Task prompt: Determine the count of lines holding the string "name". Return only the number.

Materials provided:
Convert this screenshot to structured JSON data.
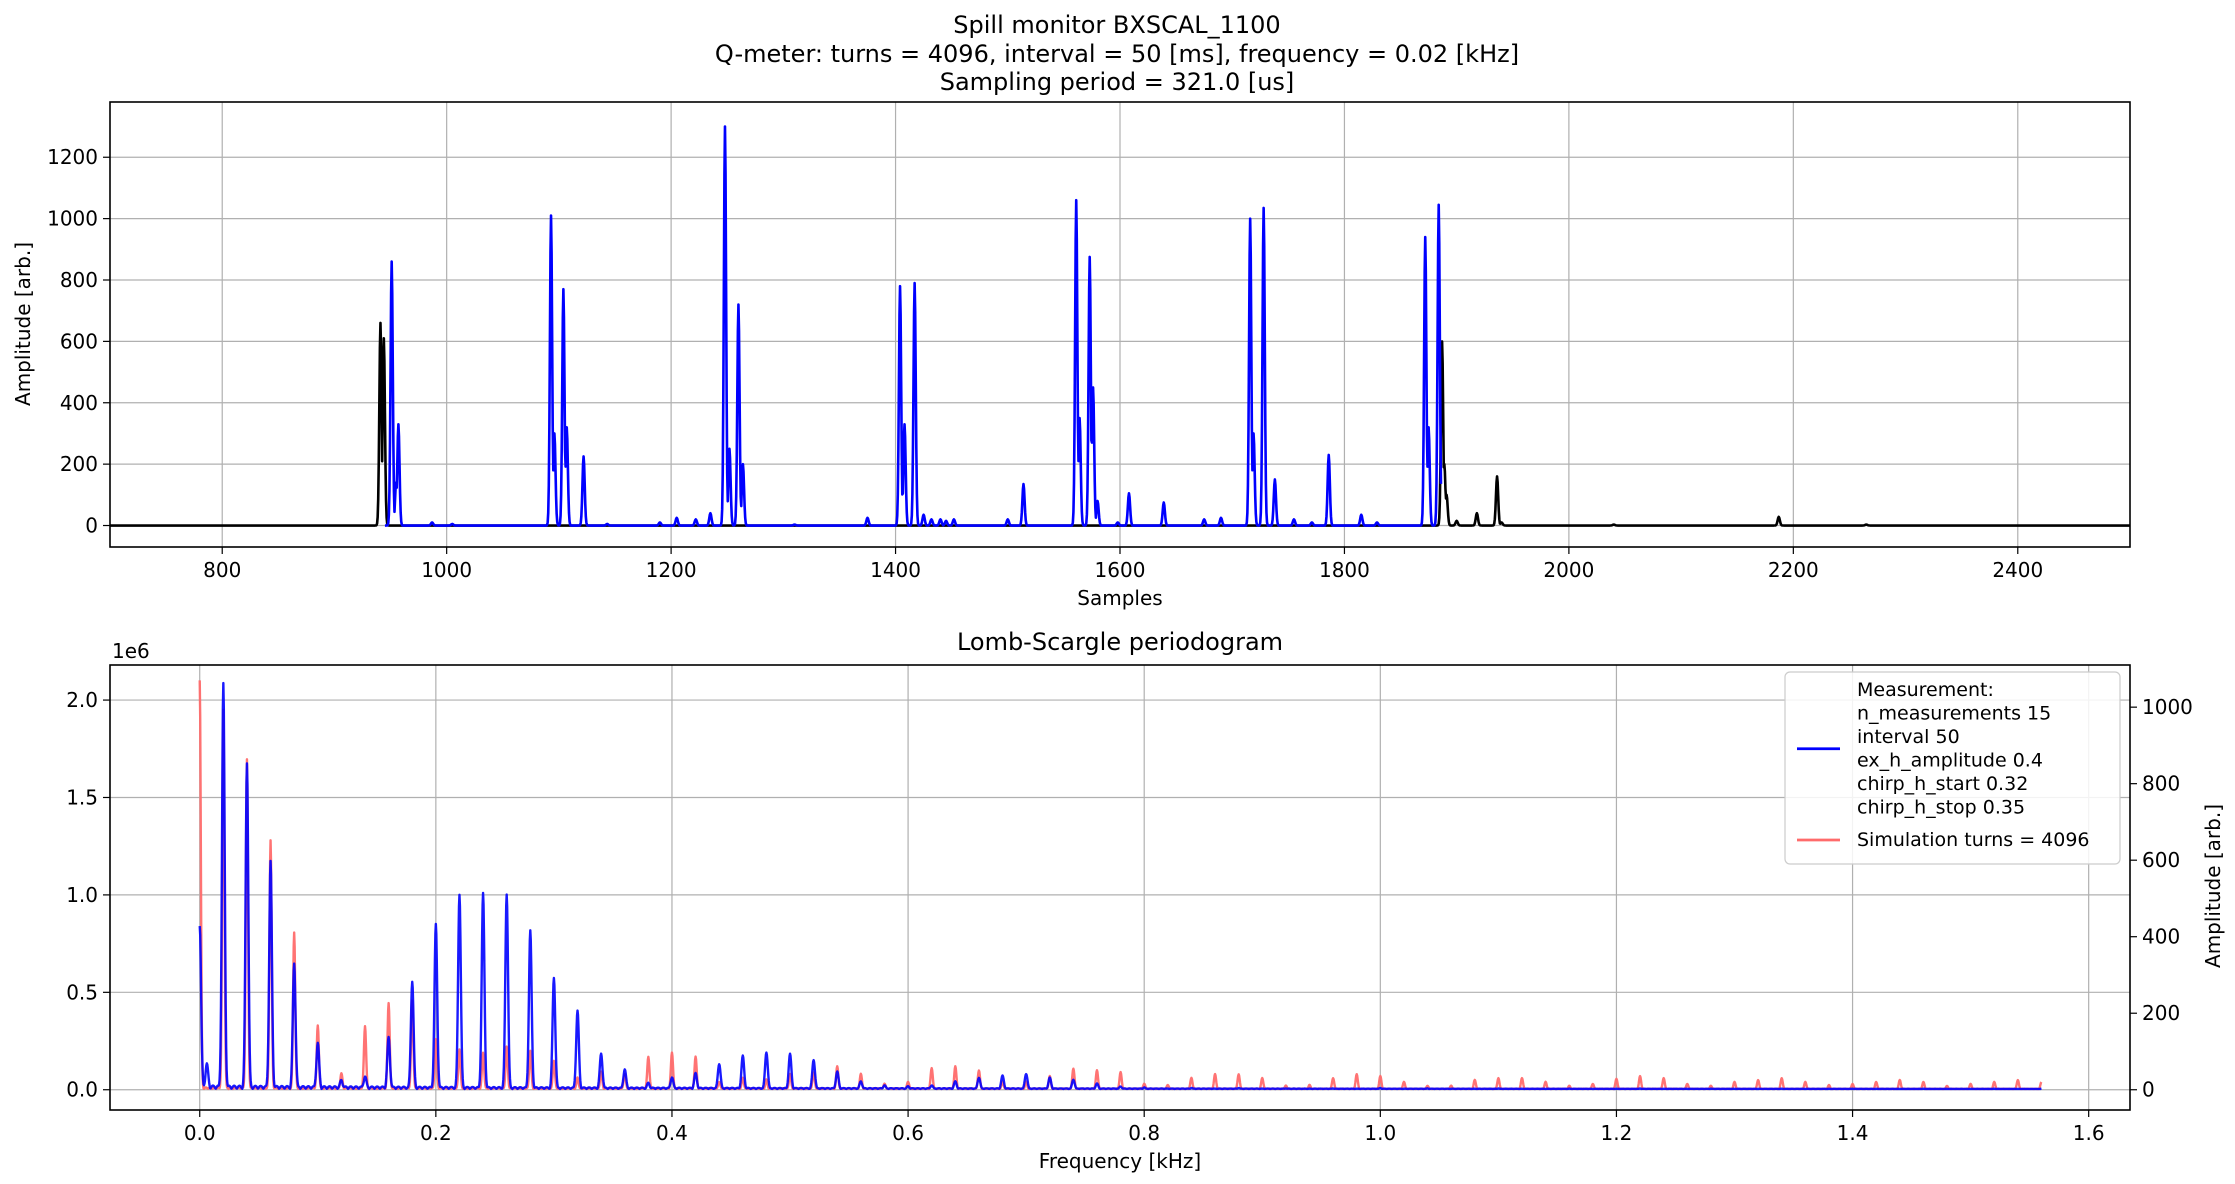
{
  "figure": {
    "title_lines": [
      "Spill monitor BXSCAL_1100",
      "Q-meter: turns = 4096, interval = 50 [ms], frequency = 0.02 [kHz]",
      "Sampling period = 321.0 [us]"
    ]
  },
  "chart_data": [
    {
      "type": "line",
      "title": "",
      "xlabel": "Samples",
      "ylabel": "Amplitude [arb.]",
      "xlim": [
        700,
        2500
      ],
      "ylim": [
        -70,
        1380
      ],
      "xticks": [
        800,
        1000,
        1200,
        1400,
        1600,
        1800,
        2000,
        2200,
        2400
      ],
      "yticks": [
        0,
        200,
        400,
        600,
        800,
        1000,
        1200
      ],
      "grid": true,
      "colors": {
        "measurement": "#0000ff",
        "background": "#000000"
      },
      "series": [
        {
          "key": "background",
          "color": "#000000",
          "baseline": 0,
          "x_range": [
            700,
            2500
          ],
          "peaks": [
            [
              941,
              660
            ],
            [
              944,
              610
            ],
            [
              1887,
              600
            ],
            [
              1889,
              200
            ],
            [
              1891,
              100
            ],
            [
              1900,
              15
            ],
            [
              1918,
              40
            ],
            [
              1936,
              160
            ],
            [
              1940,
              10
            ],
            [
              2040,
              3
            ],
            [
              2187,
              28
            ],
            [
              2265,
              3
            ]
          ]
        },
        {
          "key": "measurement",
          "color": "#0000ff",
          "baseline": 0,
          "x_range": [
            945,
            1886
          ],
          "peaks": [
            [
              951,
              860
            ],
            [
              955,
              140
            ],
            [
              957,
              330
            ],
            [
              987,
              10
            ],
            [
              1005,
              5
            ],
            [
              1093,
              1010
            ],
            [
              1096,
              300
            ],
            [
              1104,
              770
            ],
            [
              1107,
              320
            ],
            [
              1122,
              225
            ],
            [
              1143,
              5
            ],
            [
              1190,
              10
            ],
            [
              1205,
              25
            ],
            [
              1222,
              20
            ],
            [
              1235,
              40
            ],
            [
              1248,
              1300
            ],
            [
              1252,
              250
            ],
            [
              1260,
              720
            ],
            [
              1264,
              200
            ],
            [
              1310,
              3
            ],
            [
              1375,
              25
            ],
            [
              1404,
              780
            ],
            [
              1408,
              330
            ],
            [
              1417,
              790
            ],
            [
              1425,
              35
            ],
            [
              1432,
              20
            ],
            [
              1440,
              20
            ],
            [
              1445,
              15
            ],
            [
              1452,
              20
            ],
            [
              1500,
              20
            ],
            [
              1514,
              135
            ],
            [
              1561,
              1060
            ],
            [
              1564,
              350
            ],
            [
              1573,
              875
            ],
            [
              1576,
              450
            ],
            [
              1580,
              80
            ],
            [
              1598,
              10
            ],
            [
              1608,
              105
            ],
            [
              1639,
              75
            ],
            [
              1675,
              20
            ],
            [
              1690,
              25
            ],
            [
              1716,
              1000
            ],
            [
              1719,
              300
            ],
            [
              1728,
              1035
            ],
            [
              1738,
              150
            ],
            [
              1755,
              20
            ],
            [
              1771,
              10
            ],
            [
              1786,
              230
            ],
            [
              1815,
              35
            ],
            [
              1829,
              10
            ],
            [
              1872,
              940
            ],
            [
              1875,
              320
            ],
            [
              1884,
              1045
            ]
          ]
        }
      ]
    },
    {
      "type": "line",
      "title": "Lomb-Scargle periodogram",
      "xlabel": "Frequency [kHz]",
      "ylabel": "",
      "y2label": "Amplitude [arb.]",
      "y_offset_text": "1e6",
      "xlim": [
        -0.076,
        1.635
      ],
      "ylim": [
        -104000.0,
        2180000.0
      ],
      "y2lim": [
        -52.96,
        1110.2
      ],
      "xticks": [
        0.0,
        0.2,
        0.4,
        0.6,
        0.8,
        1.0,
        1.2,
        1.4,
        1.6
      ],
      "xtick_labels": [
        "0.0",
        "0.2",
        "0.4",
        "0.6",
        "0.8",
        "1.0",
        "1.2",
        "1.4",
        "1.6"
      ],
      "yticks": [
        0,
        500000.0,
        1000000.0,
        1500000.0,
        2000000.0
      ],
      "ytick_labels": [
        "0.0",
        "0.5",
        "1.0",
        "1.5",
        "2.0"
      ],
      "y2ticks": [
        0,
        200,
        400,
        600,
        800,
        1000
      ],
      "grid": true,
      "legend_position": "top-right",
      "legend": [
        {
          "color": "#0000ff",
          "lines": [
            "Measurement:",
            "n_measurements 15",
            "interval 50",
            "ex_h_amplitude 0.4",
            "chirp_h_start 0.32",
            "chirp_h_stop 0.35"
          ]
        },
        {
          "color": "#ff6b6b",
          "lines": [
            "Simulation turns = 4096"
          ]
        }
      ],
      "series": [
        {
          "key": "simulation",
          "name": "Simulation turns = 4096",
          "axis": "right",
          "color": "#ff6b6b",
          "x_range": [
            0,
            1.56
          ],
          "peaks": [
            [
              0.0,
              1070
            ],
            [
              0.02,
              990
            ],
            [
              0.04,
              860
            ],
            [
              0.06,
              650
            ],
            [
              0.08,
              410
            ],
            [
              0.1,
              165
            ],
            [
              0.12,
              40
            ],
            [
              0.14,
              165
            ],
            [
              0.16,
              225
            ],
            [
              0.18,
              230
            ],
            [
              0.2,
              130
            ],
            [
              0.22,
              105
            ],
            [
              0.24,
              95
            ],
            [
              0.26,
              110
            ],
            [
              0.28,
              100
            ],
            [
              0.3,
              75
            ],
            [
              0.32,
              30
            ],
            [
              0.34,
              45
            ],
            [
              0.36,
              40
            ],
            [
              0.38,
              85
            ],
            [
              0.4,
              95
            ],
            [
              0.42,
              85
            ],
            [
              0.44,
              20
            ],
            [
              0.46,
              30
            ],
            [
              0.48,
              25
            ],
            [
              0.5,
              40
            ],
            [
              0.52,
              45
            ],
            [
              0.54,
              60
            ],
            [
              0.56,
              40
            ],
            [
              0.58,
              15
            ],
            [
              0.6,
              20
            ],
            [
              0.62,
              55
            ],
            [
              0.64,
              60
            ],
            [
              0.66,
              50
            ],
            [
              0.68,
              20
            ],
            [
              0.7,
              20
            ],
            [
              0.72,
              35
            ],
            [
              0.74,
              55
            ],
            [
              0.76,
              50
            ],
            [
              0.78,
              45
            ],
            [
              0.8,
              15
            ],
            [
              0.82,
              12
            ],
            [
              0.84,
              30
            ],
            [
              0.86,
              40
            ],
            [
              0.88,
              40
            ],
            [
              0.9,
              30
            ],
            [
              0.92,
              10
            ],
            [
              0.94,
              12
            ],
            [
              0.96,
              30
            ],
            [
              0.98,
              40
            ],
            [
              1.0,
              35
            ],
            [
              1.02,
              20
            ],
            [
              1.04,
              10
            ],
            [
              1.06,
              10
            ],
            [
              1.08,
              25
            ],
            [
              1.1,
              30
            ],
            [
              1.12,
              30
            ],
            [
              1.14,
              20
            ],
            [
              1.16,
              10
            ],
            [
              1.18,
              15
            ],
            [
              1.2,
              28
            ],
            [
              1.22,
              35
            ],
            [
              1.24,
              30
            ],
            [
              1.26,
              15
            ],
            [
              1.28,
              10
            ],
            [
              1.3,
              20
            ],
            [
              1.32,
              25
            ],
            [
              1.34,
              30
            ],
            [
              1.36,
              20
            ],
            [
              1.38,
              12
            ],
            [
              1.4,
              15
            ],
            [
              1.42,
              20
            ],
            [
              1.44,
              25
            ],
            [
              1.46,
              20
            ],
            [
              1.48,
              10
            ],
            [
              1.5,
              15
            ],
            [
              1.52,
              20
            ],
            [
              1.54,
              25
            ],
            [
              1.56,
              20
            ]
          ]
        },
        {
          "key": "measurement",
          "name": "Measurement",
          "axis": "left",
          "color": "#0000ff",
          "x_range": [
            0,
            1.56
          ],
          "peaks": [
            [
              0.0,
              840000
            ],
            [
              0.006,
              120000
            ],
            [
              0.02,
              2070000
            ],
            [
              0.04,
              1670000
            ],
            [
              0.06,
              1160000
            ],
            [
              0.08,
              640000
            ],
            [
              0.1,
              230000
            ],
            [
              0.12,
              40000
            ],
            [
              0.14,
              60000
            ],
            [
              0.16,
              260000
            ],
            [
              0.18,
              550000
            ],
            [
              0.2,
              840000
            ],
            [
              0.22,
              1000000
            ],
            [
              0.24,
              1000000
            ],
            [
              0.26,
              1000000
            ],
            [
              0.28,
              810000
            ],
            [
              0.3,
              570000
            ],
            [
              0.32,
              400000
            ],
            [
              0.34,
              180000
            ],
            [
              0.36,
              100000
            ],
            [
              0.38,
              30000
            ],
            [
              0.4,
              60000
            ],
            [
              0.42,
              80000
            ],
            [
              0.44,
              130000
            ],
            [
              0.46,
              170000
            ],
            [
              0.48,
              190000
            ],
            [
              0.5,
              180000
            ],
            [
              0.52,
              150000
            ],
            [
              0.54,
              90000
            ],
            [
              0.56,
              40000
            ],
            [
              0.58,
              20000
            ],
            [
              0.6,
              15000
            ],
            [
              0.62,
              20000
            ],
            [
              0.64,
              40000
            ],
            [
              0.66,
              60000
            ],
            [
              0.68,
              70000
            ],
            [
              0.7,
              80000
            ],
            [
              0.72,
              60000
            ],
            [
              0.74,
              50000
            ],
            [
              0.76,
              30000
            ],
            [
              0.78,
              15000
            ],
            [
              0.8,
              10000
            ],
            [
              0.84,
              8000
            ],
            [
              0.88,
              8000
            ],
            [
              0.92,
              6000
            ],
            [
              0.96,
              6000
            ],
            [
              1.0,
              8000
            ],
            [
              1.04,
              6000
            ],
            [
              1.1,
              6000
            ],
            [
              1.16,
              5000
            ],
            [
              1.22,
              6000
            ],
            [
              1.28,
              5000
            ],
            [
              1.34,
              5000
            ],
            [
              1.4,
              5000
            ],
            [
              1.46,
              5000
            ],
            [
              1.52,
              5000
            ],
            [
              1.56,
              5000
            ]
          ]
        }
      ]
    }
  ]
}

The output: 2